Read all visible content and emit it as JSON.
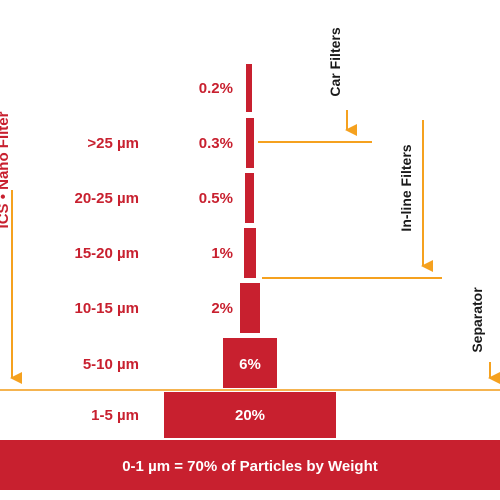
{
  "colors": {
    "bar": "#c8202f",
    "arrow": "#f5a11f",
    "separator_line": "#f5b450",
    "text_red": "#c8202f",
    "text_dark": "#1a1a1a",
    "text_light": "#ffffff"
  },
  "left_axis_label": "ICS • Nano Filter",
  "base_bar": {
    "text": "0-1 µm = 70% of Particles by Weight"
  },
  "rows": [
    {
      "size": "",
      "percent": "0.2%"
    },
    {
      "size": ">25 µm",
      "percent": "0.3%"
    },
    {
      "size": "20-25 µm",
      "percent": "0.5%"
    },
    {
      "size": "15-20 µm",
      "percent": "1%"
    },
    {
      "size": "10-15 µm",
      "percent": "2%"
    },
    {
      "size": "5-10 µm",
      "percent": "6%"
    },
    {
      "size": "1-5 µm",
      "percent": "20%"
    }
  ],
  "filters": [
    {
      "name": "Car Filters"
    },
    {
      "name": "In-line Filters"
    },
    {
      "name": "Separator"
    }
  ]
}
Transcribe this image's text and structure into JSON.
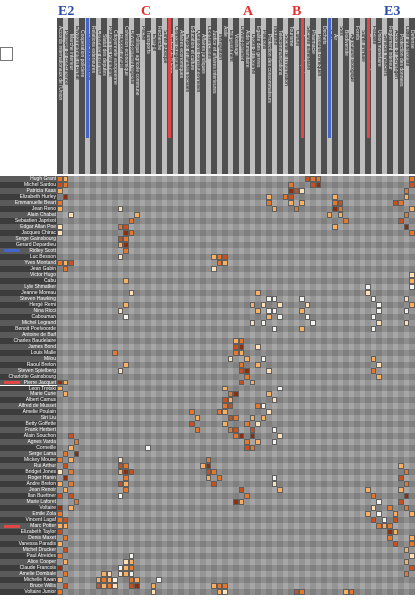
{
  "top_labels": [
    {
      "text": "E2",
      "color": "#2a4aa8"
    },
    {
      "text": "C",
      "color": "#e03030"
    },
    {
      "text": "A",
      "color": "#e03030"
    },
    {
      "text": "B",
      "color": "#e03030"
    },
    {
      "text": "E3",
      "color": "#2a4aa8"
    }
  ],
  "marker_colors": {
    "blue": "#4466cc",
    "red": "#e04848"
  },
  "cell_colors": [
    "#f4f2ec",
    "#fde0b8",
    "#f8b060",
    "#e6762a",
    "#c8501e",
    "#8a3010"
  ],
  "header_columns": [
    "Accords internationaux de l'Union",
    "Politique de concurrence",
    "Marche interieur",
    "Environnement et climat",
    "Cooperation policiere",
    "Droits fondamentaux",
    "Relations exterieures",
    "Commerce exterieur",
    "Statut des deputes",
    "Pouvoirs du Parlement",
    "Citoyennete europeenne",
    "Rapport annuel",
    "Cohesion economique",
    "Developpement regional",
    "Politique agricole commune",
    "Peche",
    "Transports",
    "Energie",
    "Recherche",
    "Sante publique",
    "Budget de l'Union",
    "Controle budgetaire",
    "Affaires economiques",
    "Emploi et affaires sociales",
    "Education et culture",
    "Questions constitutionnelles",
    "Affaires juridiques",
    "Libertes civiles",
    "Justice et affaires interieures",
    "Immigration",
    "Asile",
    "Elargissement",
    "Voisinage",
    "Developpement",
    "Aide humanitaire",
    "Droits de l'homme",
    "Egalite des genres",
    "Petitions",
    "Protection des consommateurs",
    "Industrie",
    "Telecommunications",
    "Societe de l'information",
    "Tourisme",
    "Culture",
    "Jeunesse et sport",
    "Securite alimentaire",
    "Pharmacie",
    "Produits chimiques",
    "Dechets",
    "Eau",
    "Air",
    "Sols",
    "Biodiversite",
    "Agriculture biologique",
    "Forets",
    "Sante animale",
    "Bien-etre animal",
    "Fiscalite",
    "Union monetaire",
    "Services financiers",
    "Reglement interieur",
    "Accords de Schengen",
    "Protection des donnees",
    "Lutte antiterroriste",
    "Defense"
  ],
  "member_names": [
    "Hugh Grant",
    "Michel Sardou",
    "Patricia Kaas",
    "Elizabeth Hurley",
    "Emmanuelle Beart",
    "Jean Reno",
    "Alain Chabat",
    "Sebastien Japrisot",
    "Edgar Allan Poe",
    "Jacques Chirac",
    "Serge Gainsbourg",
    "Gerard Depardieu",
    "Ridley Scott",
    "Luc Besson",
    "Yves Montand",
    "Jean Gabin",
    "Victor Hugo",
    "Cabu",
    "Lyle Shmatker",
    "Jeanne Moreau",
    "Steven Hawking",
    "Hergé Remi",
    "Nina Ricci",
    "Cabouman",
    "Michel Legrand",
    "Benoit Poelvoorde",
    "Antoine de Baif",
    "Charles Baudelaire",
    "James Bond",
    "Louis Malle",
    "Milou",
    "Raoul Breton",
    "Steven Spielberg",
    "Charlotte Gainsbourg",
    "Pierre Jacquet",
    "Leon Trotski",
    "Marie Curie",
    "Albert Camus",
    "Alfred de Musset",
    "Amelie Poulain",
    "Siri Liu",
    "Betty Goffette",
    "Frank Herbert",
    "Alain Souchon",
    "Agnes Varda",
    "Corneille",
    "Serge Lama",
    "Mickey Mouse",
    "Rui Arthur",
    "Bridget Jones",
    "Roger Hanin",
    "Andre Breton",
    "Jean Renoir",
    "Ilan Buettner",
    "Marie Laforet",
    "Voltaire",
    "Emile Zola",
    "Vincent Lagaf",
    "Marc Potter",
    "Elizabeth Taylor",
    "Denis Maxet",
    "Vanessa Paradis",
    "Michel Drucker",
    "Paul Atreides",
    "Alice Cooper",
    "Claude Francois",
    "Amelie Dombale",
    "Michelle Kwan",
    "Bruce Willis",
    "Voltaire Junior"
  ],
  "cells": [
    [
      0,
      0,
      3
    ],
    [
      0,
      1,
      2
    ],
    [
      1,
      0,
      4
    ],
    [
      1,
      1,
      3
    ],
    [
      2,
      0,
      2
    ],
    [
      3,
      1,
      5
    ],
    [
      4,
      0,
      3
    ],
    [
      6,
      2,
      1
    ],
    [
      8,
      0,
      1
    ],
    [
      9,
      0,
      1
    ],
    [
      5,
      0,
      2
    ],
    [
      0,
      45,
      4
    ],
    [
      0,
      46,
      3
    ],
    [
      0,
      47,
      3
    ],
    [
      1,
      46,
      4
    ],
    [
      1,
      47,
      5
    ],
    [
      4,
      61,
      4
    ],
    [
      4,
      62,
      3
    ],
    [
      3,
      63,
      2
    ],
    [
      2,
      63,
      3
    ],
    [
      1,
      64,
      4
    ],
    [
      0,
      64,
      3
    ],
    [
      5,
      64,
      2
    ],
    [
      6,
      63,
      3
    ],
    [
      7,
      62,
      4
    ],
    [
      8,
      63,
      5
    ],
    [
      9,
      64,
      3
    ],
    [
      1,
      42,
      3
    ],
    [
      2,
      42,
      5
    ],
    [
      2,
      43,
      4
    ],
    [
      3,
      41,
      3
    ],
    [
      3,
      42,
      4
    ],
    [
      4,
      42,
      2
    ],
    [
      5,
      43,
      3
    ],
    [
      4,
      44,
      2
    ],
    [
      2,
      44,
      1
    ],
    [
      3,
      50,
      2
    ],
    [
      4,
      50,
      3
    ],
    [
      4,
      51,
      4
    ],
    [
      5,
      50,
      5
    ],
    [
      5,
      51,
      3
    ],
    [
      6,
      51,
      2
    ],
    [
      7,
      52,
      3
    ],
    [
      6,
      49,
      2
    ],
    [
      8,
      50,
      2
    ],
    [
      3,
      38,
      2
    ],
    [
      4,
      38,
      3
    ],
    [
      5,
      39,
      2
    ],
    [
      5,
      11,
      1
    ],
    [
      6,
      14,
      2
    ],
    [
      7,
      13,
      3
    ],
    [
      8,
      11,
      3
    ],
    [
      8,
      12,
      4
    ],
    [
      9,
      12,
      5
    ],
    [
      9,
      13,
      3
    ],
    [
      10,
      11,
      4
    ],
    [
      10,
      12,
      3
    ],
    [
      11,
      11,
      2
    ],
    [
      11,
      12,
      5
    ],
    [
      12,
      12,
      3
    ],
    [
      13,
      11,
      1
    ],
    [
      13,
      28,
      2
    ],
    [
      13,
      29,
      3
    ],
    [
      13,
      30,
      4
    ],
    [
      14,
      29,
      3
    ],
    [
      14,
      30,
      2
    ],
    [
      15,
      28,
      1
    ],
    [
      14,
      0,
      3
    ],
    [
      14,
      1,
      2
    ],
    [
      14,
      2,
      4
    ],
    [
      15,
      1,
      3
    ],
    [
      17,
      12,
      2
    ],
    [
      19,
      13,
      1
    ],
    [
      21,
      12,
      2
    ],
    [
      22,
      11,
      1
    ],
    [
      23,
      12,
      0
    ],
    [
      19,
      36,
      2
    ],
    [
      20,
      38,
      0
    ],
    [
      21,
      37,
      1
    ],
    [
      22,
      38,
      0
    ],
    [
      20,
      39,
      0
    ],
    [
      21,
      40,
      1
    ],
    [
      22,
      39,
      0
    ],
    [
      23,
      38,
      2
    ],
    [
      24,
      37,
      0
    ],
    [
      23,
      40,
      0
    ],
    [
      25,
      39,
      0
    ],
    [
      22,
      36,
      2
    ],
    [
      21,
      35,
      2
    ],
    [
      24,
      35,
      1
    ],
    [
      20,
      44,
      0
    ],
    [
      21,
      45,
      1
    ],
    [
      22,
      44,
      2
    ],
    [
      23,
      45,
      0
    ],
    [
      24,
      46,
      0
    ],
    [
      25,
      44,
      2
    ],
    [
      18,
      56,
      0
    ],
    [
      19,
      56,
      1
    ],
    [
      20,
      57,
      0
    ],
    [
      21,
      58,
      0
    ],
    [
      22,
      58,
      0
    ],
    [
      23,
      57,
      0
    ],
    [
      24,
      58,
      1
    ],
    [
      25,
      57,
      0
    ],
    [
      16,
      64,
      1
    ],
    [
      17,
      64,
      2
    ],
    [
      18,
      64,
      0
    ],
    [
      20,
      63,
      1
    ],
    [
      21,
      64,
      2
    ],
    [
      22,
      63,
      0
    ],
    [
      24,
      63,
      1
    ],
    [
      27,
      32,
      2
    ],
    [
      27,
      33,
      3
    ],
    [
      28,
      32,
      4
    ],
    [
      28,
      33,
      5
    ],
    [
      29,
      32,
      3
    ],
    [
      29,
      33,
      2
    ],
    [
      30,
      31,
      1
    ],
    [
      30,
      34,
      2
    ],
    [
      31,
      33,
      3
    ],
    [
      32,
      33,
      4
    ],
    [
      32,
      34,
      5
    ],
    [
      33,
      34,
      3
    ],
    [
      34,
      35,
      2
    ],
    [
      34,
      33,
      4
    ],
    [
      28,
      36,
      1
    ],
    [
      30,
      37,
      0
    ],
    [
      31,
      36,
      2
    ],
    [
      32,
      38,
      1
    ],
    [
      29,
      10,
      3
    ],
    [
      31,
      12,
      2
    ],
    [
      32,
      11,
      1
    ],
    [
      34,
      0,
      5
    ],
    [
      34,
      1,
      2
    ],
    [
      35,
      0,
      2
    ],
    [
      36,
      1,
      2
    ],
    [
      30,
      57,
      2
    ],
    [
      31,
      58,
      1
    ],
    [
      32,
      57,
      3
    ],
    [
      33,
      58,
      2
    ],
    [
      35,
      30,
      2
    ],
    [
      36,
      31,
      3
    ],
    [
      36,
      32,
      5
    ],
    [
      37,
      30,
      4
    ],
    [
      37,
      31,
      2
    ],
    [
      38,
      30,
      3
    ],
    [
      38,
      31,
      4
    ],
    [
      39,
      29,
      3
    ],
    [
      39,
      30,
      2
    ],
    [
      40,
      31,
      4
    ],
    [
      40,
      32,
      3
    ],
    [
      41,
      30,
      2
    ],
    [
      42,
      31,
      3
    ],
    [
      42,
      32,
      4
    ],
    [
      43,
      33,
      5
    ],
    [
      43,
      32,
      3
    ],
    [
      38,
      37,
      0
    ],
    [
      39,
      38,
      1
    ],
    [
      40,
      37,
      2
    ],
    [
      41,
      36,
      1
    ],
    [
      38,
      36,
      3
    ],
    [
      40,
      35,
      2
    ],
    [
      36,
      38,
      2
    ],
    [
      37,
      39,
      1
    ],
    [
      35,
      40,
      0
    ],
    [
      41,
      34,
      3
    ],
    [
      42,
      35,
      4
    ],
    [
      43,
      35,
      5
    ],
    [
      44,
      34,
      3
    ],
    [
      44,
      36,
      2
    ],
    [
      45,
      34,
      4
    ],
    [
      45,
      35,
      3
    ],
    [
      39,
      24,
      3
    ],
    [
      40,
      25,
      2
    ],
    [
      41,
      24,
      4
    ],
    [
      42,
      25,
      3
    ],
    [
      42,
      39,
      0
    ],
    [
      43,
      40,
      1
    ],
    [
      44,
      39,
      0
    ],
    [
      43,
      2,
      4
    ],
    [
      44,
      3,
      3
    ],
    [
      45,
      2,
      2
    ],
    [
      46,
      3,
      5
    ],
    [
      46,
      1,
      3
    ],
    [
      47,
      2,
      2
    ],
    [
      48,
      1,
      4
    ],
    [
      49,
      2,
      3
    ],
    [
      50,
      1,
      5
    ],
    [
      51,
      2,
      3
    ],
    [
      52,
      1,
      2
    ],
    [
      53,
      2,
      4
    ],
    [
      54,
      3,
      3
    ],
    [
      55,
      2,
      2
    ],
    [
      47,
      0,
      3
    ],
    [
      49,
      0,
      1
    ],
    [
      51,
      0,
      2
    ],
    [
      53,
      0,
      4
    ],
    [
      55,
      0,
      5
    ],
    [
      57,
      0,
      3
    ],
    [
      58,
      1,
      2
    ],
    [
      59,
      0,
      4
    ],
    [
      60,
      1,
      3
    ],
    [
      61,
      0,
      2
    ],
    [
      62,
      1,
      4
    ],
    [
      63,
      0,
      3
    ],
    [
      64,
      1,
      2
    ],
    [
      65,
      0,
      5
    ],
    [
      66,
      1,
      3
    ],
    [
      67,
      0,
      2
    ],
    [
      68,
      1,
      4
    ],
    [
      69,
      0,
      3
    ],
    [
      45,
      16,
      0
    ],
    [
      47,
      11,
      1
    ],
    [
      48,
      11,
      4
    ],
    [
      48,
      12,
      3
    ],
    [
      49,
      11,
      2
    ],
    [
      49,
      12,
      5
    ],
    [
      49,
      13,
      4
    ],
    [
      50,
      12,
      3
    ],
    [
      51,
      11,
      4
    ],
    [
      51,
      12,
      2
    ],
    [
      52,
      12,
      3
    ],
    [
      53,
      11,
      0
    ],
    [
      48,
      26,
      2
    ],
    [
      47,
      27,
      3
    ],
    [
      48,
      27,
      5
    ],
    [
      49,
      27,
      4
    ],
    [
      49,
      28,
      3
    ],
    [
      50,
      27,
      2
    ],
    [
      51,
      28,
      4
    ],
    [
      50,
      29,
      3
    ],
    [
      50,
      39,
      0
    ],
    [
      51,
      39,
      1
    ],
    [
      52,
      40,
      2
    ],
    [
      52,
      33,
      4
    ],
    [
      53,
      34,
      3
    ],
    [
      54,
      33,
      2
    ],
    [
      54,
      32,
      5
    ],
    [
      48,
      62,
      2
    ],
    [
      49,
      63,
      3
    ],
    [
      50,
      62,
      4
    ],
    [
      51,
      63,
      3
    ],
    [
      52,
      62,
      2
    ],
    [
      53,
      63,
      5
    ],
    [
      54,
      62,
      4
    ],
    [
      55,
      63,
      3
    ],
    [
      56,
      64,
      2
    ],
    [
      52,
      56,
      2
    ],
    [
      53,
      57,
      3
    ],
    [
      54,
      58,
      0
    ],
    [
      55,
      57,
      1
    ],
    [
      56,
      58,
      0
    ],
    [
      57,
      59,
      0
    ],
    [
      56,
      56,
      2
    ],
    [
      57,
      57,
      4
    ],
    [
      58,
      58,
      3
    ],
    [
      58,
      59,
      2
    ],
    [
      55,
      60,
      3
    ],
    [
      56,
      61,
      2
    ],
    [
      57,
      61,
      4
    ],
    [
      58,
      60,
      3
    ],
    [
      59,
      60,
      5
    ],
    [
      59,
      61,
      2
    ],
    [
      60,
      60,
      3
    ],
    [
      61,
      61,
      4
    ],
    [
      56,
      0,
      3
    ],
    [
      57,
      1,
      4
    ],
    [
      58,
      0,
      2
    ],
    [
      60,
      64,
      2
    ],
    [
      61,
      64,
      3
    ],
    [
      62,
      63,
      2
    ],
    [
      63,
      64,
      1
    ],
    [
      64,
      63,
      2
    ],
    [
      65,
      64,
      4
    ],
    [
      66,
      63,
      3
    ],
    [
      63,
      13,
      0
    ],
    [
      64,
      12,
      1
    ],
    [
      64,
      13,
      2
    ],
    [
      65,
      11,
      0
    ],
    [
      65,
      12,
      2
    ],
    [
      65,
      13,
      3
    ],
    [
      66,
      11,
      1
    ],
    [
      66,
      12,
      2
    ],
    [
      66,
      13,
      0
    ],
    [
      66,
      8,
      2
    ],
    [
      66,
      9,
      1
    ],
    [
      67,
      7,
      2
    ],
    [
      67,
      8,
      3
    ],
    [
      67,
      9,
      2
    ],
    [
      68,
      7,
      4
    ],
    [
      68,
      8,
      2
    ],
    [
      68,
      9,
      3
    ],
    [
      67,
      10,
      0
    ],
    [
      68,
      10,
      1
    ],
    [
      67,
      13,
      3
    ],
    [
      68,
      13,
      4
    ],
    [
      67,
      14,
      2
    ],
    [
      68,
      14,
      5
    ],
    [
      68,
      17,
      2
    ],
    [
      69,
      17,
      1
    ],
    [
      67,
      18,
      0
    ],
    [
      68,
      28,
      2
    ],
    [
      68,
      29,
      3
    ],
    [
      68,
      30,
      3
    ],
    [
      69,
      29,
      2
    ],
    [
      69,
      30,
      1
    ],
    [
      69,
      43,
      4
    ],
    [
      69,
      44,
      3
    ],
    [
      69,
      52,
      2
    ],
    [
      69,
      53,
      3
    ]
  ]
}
__________________________________________________
REQUIRED WORK: Search the preceding listing for "Gainsbourg" and extract every line where it is found.

ANSWER FOR THIS EXERCISE:
    "Serge Gainsbourg",
    "Charlotte Gainsbourg",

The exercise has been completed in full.